_JOB_: Repeat all of the records verbatim.

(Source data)
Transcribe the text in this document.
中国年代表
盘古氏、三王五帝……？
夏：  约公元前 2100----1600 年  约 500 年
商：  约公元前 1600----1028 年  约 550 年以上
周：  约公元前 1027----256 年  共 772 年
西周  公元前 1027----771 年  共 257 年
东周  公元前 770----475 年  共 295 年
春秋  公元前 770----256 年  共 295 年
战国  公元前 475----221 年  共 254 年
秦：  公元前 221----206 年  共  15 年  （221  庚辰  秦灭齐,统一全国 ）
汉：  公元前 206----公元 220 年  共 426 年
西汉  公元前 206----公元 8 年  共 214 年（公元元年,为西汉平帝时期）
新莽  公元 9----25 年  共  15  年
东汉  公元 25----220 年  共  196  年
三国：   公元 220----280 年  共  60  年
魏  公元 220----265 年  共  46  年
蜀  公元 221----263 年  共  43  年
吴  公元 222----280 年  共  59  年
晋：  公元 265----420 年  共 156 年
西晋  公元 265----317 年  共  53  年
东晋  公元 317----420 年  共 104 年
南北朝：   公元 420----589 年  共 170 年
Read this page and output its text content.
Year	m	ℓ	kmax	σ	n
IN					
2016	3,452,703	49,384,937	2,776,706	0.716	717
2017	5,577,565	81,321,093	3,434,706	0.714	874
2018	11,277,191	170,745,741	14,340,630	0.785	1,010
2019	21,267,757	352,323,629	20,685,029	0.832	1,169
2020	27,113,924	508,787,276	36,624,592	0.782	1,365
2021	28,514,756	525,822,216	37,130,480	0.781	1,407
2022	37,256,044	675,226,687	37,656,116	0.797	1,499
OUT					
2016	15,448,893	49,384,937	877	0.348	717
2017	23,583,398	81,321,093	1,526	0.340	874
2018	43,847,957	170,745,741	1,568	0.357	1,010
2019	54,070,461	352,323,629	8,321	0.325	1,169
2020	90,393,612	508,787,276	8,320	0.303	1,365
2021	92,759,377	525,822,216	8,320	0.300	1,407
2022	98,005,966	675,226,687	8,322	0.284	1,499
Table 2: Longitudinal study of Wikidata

_FINAL RESULT_:
Transcribe the text in this document.
中国年代表
盘古氏、三王五帝……？
夏：  约公元前 2100----1600 年  约 500 年
商：  约公元前 1600----1028 年  约 550 年以上
周：  约公元前 1027----256 年  共 772 年
西周  公元前 1027----771 年  共 257 年
东周  公元前 770----475 年  共 295 年
春秋  公元前 770----256 年  共 295 年
战国  公元前 475----221 年  共 254 年
秦：  公元前 221----206 年  共  15 年  （221  庚辰  秦灭齐,统一全国 ）
汉：  公元前 206----公元 220 年  共 426 年
西汉  公元前 206----公元 8 年  共 214 年（公元元年,为西汉平帝时期）
新莽  公元 9----25 年  共  15  年
东汉  公元 25----220 年  共  196  年
三国：   公元 220----280 年  共  60  年
魏  公元 220----265 年  共  46  年
蜀  公元 221----263 年  共  43  年
吴  公元 222----280 年  共  59  年
晋：  公元 265----420 年  共 156 年
西晋  公元 265----317 年  共  53  年
东晋  公元 317----420 年  共 104 年
南北朝：   公元 420----589 年  共 170 年
Read this page and output its text content.
Year	m	ℓ	kmax	σ	n
IN					
2016	3,452,703	49,384,937	2,776,706	0.716	717
2017	5,577,565	81,321,093	3,434,706	0.714	874
2018	11,277,191	170,745,741	14,340,630	0.785	1,010
2019	21,267,757	352,323,629	20,685,029	0.832	1,169
2020	27,113,924	508,787,276	36,624,592	0.782	1,365
2021	28,514,756	525,822,216	37,130,480	0.781	1,407
2022	37,256,044	675,226,687	37,656,116	0.797	1,499
OUT					
2016	15,448,893	49,384,937	877	0.348	717
2017	23,583,398	81,321,093	1,526	0.340	874
2018	43,847,957	170,745,741	1,568	0.357	1,010
2019	54,070,461	352,323,629	8,321	0.325	1,169
2020	90,393,612	508,787,276	8,320	0.303	1,365
2021	92,759,377	525,822,216	8,320	0.300	1,407
2022	98,005,966	675,226,687	8,322	0.284	1,499
Table 2: Longitudinal study of Wikidata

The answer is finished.